• _Requirement_: Output the material beneath exactly, leaving nothing out.

Records from a data source:
↓↓↓

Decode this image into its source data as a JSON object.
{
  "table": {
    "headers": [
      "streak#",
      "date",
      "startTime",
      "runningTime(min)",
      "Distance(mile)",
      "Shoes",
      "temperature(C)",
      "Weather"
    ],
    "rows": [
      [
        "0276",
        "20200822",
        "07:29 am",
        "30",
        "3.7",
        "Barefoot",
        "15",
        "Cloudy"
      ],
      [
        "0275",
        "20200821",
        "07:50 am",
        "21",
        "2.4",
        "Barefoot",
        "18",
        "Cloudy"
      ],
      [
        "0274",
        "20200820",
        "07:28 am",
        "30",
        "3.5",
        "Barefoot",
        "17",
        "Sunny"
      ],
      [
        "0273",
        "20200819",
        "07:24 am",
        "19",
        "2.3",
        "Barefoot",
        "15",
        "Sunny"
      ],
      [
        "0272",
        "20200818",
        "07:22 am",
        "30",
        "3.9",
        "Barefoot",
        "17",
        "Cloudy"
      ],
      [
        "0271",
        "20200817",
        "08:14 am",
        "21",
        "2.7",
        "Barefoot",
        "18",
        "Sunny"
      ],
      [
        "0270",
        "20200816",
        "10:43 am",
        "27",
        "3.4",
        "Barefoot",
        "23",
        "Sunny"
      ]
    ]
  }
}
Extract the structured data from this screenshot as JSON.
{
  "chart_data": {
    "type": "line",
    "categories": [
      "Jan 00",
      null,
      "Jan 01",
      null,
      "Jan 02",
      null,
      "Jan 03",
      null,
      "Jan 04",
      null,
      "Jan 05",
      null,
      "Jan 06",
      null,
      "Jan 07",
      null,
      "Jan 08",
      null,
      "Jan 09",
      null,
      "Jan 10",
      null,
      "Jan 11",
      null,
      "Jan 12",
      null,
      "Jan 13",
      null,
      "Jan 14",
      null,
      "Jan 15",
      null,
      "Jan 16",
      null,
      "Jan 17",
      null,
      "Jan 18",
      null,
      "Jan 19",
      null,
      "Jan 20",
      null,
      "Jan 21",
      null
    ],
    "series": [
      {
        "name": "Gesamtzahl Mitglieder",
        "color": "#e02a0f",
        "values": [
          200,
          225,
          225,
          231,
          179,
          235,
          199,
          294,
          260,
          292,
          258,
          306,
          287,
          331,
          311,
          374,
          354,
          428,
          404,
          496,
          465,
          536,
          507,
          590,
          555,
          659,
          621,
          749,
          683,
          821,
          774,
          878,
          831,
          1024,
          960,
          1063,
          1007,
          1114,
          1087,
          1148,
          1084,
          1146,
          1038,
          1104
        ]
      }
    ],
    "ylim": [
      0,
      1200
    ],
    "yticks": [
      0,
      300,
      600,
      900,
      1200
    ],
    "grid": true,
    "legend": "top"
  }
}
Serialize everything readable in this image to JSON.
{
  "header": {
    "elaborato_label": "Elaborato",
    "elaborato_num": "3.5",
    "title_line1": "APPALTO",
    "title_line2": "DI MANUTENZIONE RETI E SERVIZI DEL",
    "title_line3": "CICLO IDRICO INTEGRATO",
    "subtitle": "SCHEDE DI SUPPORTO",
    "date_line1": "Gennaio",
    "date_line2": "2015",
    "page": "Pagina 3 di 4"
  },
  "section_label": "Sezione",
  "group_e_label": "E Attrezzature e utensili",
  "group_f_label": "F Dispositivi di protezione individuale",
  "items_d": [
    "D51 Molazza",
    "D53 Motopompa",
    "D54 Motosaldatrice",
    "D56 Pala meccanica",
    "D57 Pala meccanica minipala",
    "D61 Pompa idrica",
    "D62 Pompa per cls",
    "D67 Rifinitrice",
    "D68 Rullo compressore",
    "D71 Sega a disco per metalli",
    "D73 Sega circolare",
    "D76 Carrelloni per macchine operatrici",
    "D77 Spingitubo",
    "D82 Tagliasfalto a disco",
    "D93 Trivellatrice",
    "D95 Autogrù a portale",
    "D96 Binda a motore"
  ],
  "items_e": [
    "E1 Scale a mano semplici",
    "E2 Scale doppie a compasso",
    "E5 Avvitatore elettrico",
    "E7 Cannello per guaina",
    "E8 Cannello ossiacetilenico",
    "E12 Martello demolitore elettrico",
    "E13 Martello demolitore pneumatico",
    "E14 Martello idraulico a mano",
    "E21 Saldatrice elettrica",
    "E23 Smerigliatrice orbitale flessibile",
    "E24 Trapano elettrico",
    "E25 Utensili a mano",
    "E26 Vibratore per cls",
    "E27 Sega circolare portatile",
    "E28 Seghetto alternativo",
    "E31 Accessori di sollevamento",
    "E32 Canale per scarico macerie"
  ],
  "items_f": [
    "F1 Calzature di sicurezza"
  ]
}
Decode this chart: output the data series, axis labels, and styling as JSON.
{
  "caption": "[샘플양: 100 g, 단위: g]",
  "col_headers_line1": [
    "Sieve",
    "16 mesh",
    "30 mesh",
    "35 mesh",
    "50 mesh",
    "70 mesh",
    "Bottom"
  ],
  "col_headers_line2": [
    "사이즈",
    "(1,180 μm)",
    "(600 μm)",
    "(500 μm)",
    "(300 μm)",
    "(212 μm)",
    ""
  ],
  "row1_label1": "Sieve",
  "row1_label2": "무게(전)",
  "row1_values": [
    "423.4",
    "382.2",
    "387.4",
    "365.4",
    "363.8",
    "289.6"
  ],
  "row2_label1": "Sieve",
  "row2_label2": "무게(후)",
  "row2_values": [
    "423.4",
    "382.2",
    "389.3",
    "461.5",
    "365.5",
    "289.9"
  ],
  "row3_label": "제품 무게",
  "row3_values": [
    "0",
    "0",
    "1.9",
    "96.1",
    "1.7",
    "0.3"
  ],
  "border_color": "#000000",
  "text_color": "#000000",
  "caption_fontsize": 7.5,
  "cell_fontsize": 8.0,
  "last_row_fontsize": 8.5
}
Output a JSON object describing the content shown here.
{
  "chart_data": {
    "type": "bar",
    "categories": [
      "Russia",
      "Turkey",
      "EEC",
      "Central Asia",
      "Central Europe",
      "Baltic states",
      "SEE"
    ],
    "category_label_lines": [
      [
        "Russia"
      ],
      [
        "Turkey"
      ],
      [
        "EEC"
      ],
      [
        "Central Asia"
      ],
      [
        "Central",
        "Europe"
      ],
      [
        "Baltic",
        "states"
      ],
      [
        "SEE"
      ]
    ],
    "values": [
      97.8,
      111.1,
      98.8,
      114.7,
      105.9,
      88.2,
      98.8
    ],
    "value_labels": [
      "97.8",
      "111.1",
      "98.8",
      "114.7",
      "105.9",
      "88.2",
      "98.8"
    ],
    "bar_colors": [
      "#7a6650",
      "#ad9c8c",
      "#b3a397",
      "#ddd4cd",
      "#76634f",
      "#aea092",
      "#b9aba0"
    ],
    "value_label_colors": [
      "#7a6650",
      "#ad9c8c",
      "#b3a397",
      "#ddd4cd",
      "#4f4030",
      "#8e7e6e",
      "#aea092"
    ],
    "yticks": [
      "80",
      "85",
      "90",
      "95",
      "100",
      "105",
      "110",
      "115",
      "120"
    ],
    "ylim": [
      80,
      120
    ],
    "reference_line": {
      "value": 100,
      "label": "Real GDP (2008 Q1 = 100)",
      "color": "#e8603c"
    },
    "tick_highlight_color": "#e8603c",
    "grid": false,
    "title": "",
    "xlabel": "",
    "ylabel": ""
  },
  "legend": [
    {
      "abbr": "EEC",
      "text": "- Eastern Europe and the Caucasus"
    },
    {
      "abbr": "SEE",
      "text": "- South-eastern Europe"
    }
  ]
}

↑↑↑

• _Exercise result_:
Decode this image into its source data as a JSON object.
{
  "table": {
    "headers": [
      "streak#",
      "date",
      "startTime",
      "runningTime(min)",
      "Distance(mile)",
      "Shoes",
      "temperature(C)",
      "Weather"
    ],
    "rows": [
      [
        "0276",
        "20200822",
        "07:29 am",
        "30",
        "3.7",
        "Barefoot",
        "15",
        "Cloudy"
      ],
      [
        "0275",
        "20200821",
        "07:50 am",
        "21",
        "2.4",
        "Barefoot",
        "18",
        "Cloudy"
      ],
      [
        "0274",
        "20200820",
        "07:28 am",
        "30",
        "3.5",
        "Barefoot",
        "17",
        "Sunny"
      ],
      [
        "0273",
        "20200819",
        "07:24 am",
        "19",
        "2.3",
        "Barefoot",
        "15",
        "Sunny"
      ],
      [
        "0272",
        "20200818",
        "07:22 am",
        "30",
        "3.9",
        "Barefoot",
        "17",
        "Cloudy"
      ],
      [
        "0271",
        "20200817",
        "08:14 am",
        "21",
        "2.7",
        "Barefoot",
        "18",
        "Sunny"
      ],
      [
        "0270",
        "20200816",
        "10:43 am",
        "27",
        "3.4",
        "Barefoot",
        "23",
        "Sunny"
      ]
    ]
  }
}
Extract the structured data from this screenshot as JSON.
{
  "chart_data": {
    "type": "line",
    "categories": [
      "Jan 00",
      null,
      "Jan 01",
      null,
      "Jan 02",
      null,
      "Jan 03",
      null,
      "Jan 04",
      null,
      "Jan 05",
      null,
      "Jan 06",
      null,
      "Jan 07",
      null,
      "Jan 08",
      null,
      "Jan 09",
      null,
      "Jan 10",
      null,
      "Jan 11",
      null,
      "Jan 12",
      null,
      "Jan 13",
      null,
      "Jan 14",
      null,
      "Jan 15",
      null,
      "Jan 16",
      null,
      "Jan 17",
      null,
      "Jan 18",
      null,
      "Jan 19",
      null,
      "Jan 20",
      null,
      "Jan 21",
      null
    ],
    "series": [
      {
        "name": "Gesamtzahl Mitglieder",
        "color": "#e02a0f",
        "values": [
          200,
          225,
          225,
          231,
          179,
          235,
          199,
          294,
          260,
          292,
          258,
          306,
          287,
          331,
          311,
          374,
          354,
          428,
          404,
          496,
          465,
          536,
          507,
          590,
          555,
          659,
          621,
          749,
          683,
          821,
          774,
          878,
          831,
          1024,
          960,
          1063,
          1007,
          1114,
          1087,
          1148,
          1084,
          1146,
          1038,
          1104
        ]
      }
    ],
    "ylim": [
      0,
      1200
    ],
    "yticks": [
      0,
      300,
      600,
      900,
      1200
    ],
    "grid": true,
    "legend": "top"
  }
}
Serialize everything readable in this image to JSON.
{
  "header": {
    "elaborato_label": "Elaborato",
    "elaborato_num": "3.5",
    "title_line1": "APPALTO",
    "title_line2": "DI MANUTENZIONE RETI E SERVIZI DEL",
    "title_line3": "CICLO IDRICO INTEGRATO",
    "subtitle": "SCHEDE DI SUPPORTO",
    "date_line1": "Gennaio",
    "date_line2": "2015",
    "page": "Pagina 3 di 4"
  },
  "section_label": "Sezione",
  "group_e_label": "E Attrezzature e utensili",
  "group_f_label": "F Dispositivi di protezione individuale",
  "items_d": [
    "D51 Molazza",
    "D53 Motopompa",
    "D54 Motosaldatrice",
    "D56 Pala meccanica",
    "D57 Pala meccanica minipala",
    "D61 Pompa idrica",
    "D62 Pompa per cls",
    "D67 Rifinitrice",
    "D68 Rullo compressore",
    "D71 Sega a disco per metalli",
    "D73 Sega circolare",
    "D76 Carrelloni per macchine operatrici",
    "D77 Spingitubo",
    "D82 Tagliasfalto a disco",
    "D93 Trivellatrice",
    "D95 Autogrù a portale",
    "D96 Binda a motore"
  ],
  "items_e": [
    "E1 Scale a mano semplici",
    "E2 Scale doppie a compasso",
    "E5 Avvitatore elettrico",
    "E7 Cannello per guaina",
    "E8 Cannello ossiacetilenico",
    "E12 Martello demolitore elettrico",
    "E13 Martello demolitore pneumatico",
    "E14 Martello idraulico a mano",
    "E21 Saldatrice elettrica",
    "E23 Smerigliatrice orbitale flessibile",
    "E24 Trapano elettrico",
    "E25 Utensili a mano",
    "E26 Vibratore per cls",
    "E27 Sega circolare portatile",
    "E28 Seghetto alternativo",
    "E31 Accessori di sollevamento",
    "E32 Canale per scarico macerie"
  ],
  "items_f": [
    "F1 Calzature di sicurezza"
  ]
}
Decode this chart: output the data series, axis labels, and styling as JSON.
{
  "caption": "[샘플양: 100 g, 단위: g]",
  "col_headers_line1": [
    "Sieve",
    "16 mesh",
    "30 mesh",
    "35 mesh",
    "50 mesh",
    "70 mesh",
    "Bottom"
  ],
  "col_headers_line2": [
    "사이즈",
    "(1,180 μm)",
    "(600 μm)",
    "(500 μm)",
    "(300 μm)",
    "(212 μm)",
    ""
  ],
  "row1_label1": "Sieve",
  "row1_label2": "무게(전)",
  "row1_values": [
    "423.4",
    "382.2",
    "387.4",
    "365.4",
    "363.8",
    "289.6"
  ],
  "row2_label1": "Sieve",
  "row2_label2": "무게(후)",
  "row2_values": [
    "423.4",
    "382.2",
    "389.3",
    "461.5",
    "365.5",
    "289.9"
  ],
  "row3_label": "제품 무게",
  "row3_values": [
    "0",
    "0",
    "1.9",
    "96.1",
    "1.7",
    "0.3"
  ],
  "border_color": "#000000",
  "text_color": "#000000",
  "caption_fontsize": 7.5,
  "cell_fontsize": 8.0,
  "last_row_fontsize": 8.5
}
Output a JSON object describing the content shown here.
{
  "chart_data": {
    "type": "bar",
    "categories": [
      "Russia",
      "Turkey",
      "EEC",
      "Central Asia",
      "Central Europe",
      "Baltic states",
      "SEE"
    ],
    "category_label_lines": [
      [
        "Russia"
      ],
      [
        "Turkey"
      ],
      [
        "EEC"
      ],
      [
        "Central Asia"
      ],
      [
        "Central",
        "Europe"
      ],
      [
        "Baltic",
        "states"
      ],
      [
        "SEE"
      ]
    ],
    "values": [
      97.8,
      111.1,
      98.8,
      114.7,
      105.9,
      88.2,
      98.8
    ],
    "value_labels": [
      "97.8",
      "111.1",
      "98.8",
      "114.7",
      "105.9",
      "88.2",
      "98.8"
    ],
    "bar_colors": [
      "#7a6650",
      "#ad9c8c",
      "#b3a397",
      "#ddd4cd",
      "#76634f",
      "#aea092",
      "#b9aba0"
    ],
    "value_label_colors": [
      "#7a6650",
      "#ad9c8c",
      "#b3a397",
      "#ddd4cd",
      "#4f4030",
      "#8e7e6e",
      "#aea092"
    ],
    "yticks": [
      "80",
      "85",
      "90",
      "95",
      "100",
      "105",
      "110",
      "115",
      "120"
    ],
    "ylim": [
      80,
      120
    ],
    "reference_line": {
      "value": 100,
      "label": "Real GDP (2008 Q1 = 100)",
      "color": "#e8603c"
    },
    "tick_highlight_color": "#e8603c",
    "grid": false,
    "title": "",
    "xlabel": "",
    "ylabel": ""
  },
  "legend": [
    {
      "abbr": "EEC",
      "text": "- Eastern Europe and the Caucasus"
    },
    {
      "abbr": "SEE",
      "text": "- South-eastern Europe"
    }
  ]
}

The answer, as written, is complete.